Exercise brief ::
Collect from the data below each line with "Mutis".

begin Records for the task

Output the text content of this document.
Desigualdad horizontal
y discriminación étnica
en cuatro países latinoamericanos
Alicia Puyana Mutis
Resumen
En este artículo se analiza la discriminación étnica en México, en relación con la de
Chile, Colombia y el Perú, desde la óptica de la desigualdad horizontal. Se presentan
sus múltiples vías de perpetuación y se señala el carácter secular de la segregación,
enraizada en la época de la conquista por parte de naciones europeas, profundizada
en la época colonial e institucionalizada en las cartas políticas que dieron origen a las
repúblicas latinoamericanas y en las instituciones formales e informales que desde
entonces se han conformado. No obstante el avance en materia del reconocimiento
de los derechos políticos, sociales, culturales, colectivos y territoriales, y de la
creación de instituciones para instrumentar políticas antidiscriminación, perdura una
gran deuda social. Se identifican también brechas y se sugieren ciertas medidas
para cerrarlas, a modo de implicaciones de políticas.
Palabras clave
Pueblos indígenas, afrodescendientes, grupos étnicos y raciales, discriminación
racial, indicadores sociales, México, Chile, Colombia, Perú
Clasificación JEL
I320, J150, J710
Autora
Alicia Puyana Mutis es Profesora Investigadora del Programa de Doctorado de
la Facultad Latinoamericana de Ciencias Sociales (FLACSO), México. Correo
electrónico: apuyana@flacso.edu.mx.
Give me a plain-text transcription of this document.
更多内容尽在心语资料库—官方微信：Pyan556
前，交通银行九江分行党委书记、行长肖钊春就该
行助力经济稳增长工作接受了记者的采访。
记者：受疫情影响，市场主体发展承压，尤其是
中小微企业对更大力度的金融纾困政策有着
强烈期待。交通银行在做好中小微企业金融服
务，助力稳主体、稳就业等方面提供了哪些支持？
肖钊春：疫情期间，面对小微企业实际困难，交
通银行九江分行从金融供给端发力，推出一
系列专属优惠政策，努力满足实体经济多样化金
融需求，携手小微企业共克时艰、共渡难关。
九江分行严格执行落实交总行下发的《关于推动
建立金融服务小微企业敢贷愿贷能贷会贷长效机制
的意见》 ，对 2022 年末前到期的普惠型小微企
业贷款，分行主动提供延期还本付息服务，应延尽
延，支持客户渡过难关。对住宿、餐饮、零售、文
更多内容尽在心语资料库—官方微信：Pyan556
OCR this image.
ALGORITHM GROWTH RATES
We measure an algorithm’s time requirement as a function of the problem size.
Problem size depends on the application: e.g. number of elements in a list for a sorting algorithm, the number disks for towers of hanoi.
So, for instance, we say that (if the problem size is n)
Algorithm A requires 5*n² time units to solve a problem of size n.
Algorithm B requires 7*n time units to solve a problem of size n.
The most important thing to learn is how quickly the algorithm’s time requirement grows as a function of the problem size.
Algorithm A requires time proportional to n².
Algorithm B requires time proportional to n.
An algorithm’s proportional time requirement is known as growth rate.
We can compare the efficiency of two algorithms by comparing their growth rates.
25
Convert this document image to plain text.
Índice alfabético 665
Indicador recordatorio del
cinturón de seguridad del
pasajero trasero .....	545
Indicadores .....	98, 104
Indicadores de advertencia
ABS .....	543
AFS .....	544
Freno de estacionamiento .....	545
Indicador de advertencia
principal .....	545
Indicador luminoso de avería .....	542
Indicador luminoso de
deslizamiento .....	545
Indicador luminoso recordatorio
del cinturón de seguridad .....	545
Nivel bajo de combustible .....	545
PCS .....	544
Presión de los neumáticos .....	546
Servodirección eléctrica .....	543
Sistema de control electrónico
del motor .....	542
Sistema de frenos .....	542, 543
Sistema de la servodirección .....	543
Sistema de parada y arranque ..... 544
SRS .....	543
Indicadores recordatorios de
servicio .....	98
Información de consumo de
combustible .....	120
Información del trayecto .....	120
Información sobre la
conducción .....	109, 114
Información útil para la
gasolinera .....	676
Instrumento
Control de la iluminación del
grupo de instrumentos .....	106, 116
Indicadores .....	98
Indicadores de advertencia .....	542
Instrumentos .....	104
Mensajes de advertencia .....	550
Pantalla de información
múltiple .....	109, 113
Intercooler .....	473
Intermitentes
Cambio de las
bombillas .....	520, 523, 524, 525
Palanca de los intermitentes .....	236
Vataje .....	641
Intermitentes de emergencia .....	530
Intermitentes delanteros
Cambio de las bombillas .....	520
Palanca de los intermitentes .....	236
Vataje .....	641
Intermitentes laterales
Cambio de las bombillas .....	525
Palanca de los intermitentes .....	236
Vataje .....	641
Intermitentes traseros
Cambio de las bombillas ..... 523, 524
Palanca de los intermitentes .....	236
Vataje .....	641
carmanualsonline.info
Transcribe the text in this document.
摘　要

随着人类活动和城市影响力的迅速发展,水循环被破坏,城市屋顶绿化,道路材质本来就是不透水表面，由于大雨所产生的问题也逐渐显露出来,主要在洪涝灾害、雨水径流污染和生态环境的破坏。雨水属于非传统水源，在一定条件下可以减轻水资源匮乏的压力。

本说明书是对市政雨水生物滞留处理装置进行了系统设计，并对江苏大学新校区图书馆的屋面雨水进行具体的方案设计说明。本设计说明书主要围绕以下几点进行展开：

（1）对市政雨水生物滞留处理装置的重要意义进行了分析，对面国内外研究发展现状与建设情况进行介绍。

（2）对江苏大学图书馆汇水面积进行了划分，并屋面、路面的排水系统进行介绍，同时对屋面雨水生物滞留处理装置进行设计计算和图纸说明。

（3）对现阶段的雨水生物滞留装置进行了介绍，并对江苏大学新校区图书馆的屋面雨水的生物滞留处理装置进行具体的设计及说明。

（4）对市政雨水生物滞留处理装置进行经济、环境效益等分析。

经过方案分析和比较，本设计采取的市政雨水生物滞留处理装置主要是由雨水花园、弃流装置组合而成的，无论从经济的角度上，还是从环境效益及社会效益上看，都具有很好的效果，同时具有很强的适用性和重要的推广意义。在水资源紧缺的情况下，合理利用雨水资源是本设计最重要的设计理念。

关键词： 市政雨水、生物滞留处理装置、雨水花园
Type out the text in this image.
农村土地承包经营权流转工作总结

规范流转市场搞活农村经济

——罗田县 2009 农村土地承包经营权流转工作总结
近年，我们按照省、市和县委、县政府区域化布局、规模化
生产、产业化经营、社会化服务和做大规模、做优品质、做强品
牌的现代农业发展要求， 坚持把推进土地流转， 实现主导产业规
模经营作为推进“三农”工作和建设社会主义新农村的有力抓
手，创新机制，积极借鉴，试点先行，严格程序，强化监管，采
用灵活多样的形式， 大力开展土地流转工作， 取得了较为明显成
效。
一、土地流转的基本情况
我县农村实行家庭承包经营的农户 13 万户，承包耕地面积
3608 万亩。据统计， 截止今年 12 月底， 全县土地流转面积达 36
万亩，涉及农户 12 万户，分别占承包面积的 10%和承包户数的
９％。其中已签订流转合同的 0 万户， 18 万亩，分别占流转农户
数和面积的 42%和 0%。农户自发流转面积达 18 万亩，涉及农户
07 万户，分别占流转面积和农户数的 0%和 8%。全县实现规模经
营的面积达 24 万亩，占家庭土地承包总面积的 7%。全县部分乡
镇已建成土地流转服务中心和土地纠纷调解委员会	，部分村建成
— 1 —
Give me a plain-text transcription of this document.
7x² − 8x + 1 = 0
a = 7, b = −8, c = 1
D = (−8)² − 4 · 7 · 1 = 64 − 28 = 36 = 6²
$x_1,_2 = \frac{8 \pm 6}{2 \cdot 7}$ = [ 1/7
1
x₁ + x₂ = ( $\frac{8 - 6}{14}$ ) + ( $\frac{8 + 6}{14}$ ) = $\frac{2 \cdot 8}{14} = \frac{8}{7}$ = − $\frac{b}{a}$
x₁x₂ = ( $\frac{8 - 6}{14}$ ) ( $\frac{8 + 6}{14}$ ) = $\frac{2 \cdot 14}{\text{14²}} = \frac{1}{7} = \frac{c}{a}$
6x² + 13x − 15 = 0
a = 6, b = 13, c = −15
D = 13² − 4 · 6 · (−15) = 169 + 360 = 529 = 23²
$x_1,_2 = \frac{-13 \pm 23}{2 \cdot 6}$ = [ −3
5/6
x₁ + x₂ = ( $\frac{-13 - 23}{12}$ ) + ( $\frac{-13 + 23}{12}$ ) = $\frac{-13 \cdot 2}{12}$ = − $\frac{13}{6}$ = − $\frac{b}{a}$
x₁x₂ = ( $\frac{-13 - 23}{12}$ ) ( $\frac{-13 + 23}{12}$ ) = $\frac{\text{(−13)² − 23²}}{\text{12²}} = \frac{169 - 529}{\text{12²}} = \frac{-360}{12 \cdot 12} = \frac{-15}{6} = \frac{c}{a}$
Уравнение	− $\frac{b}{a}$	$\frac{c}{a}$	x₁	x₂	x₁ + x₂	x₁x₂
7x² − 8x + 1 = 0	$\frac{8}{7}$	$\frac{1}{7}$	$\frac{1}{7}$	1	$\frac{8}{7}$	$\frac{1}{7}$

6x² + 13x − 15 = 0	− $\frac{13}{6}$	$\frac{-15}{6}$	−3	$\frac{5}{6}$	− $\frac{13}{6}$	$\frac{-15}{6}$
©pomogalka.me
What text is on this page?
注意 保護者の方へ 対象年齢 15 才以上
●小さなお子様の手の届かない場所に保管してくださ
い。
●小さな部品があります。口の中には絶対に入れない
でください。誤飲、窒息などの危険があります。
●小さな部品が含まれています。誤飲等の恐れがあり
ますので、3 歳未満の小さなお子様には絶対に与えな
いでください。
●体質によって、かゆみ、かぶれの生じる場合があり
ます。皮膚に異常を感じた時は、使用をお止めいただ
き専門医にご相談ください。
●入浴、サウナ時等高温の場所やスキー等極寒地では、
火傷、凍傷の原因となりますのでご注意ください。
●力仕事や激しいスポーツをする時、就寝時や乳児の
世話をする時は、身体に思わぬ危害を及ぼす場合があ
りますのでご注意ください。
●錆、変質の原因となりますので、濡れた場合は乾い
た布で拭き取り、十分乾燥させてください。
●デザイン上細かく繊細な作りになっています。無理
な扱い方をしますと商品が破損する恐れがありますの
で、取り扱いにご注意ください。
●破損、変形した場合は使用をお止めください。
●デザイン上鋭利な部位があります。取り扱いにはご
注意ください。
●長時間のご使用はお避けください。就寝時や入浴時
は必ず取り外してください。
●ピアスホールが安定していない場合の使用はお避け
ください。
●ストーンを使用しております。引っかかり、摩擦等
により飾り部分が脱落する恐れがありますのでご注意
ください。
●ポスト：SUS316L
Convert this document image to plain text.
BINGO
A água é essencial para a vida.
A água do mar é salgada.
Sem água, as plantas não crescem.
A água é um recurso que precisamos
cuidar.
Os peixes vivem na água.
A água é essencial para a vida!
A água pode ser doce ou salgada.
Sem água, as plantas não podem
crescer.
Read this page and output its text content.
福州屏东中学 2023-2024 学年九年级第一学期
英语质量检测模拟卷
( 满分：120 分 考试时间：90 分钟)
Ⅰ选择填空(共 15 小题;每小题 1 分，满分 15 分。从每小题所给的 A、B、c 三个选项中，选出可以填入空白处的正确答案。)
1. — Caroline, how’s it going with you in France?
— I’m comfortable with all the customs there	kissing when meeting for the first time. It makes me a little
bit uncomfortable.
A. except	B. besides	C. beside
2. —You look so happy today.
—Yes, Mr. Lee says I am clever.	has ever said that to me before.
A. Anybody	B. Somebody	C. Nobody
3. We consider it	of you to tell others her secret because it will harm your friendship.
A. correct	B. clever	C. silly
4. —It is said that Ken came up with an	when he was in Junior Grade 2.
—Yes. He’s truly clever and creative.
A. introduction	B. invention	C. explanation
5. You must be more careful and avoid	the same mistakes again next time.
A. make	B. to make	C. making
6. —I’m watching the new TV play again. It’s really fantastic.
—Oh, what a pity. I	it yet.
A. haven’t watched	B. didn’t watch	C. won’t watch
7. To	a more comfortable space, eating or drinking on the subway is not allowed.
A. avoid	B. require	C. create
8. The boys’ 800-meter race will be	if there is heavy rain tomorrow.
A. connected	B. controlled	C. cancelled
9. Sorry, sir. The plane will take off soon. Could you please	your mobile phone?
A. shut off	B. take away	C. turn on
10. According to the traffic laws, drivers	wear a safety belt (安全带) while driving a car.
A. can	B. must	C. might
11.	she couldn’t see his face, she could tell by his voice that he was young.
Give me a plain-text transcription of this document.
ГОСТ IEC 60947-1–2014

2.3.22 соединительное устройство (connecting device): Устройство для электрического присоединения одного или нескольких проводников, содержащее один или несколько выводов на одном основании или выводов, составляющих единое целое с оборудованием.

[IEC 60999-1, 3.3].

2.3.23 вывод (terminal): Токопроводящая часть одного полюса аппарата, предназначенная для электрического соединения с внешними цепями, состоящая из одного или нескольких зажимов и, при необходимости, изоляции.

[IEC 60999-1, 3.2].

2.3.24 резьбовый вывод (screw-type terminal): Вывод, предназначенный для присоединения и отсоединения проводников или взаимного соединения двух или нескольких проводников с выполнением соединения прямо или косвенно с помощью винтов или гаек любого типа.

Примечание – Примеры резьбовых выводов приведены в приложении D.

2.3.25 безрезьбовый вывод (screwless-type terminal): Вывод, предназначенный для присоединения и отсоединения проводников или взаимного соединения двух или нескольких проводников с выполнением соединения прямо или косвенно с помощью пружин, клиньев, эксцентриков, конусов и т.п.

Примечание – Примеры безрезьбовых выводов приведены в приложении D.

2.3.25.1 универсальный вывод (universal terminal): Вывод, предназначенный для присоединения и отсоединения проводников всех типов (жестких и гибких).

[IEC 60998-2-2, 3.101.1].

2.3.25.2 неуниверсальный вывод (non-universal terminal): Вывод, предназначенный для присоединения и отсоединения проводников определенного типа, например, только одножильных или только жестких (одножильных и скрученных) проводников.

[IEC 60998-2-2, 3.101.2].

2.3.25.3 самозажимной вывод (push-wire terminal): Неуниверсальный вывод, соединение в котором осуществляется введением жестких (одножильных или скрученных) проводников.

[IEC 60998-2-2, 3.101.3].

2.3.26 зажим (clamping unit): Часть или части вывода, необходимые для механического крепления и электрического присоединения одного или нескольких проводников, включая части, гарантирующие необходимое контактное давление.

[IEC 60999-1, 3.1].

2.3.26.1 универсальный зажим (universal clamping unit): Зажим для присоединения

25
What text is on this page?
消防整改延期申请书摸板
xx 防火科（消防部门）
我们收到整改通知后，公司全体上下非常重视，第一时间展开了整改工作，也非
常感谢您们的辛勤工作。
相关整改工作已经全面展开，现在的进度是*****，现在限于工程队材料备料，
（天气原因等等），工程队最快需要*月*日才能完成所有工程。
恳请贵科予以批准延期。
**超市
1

end Records for the task

Output below ::
Alicia Puyana Mutis
Alicia Puyana Mutis es Profesora Investigadora del Programa de Doctorado de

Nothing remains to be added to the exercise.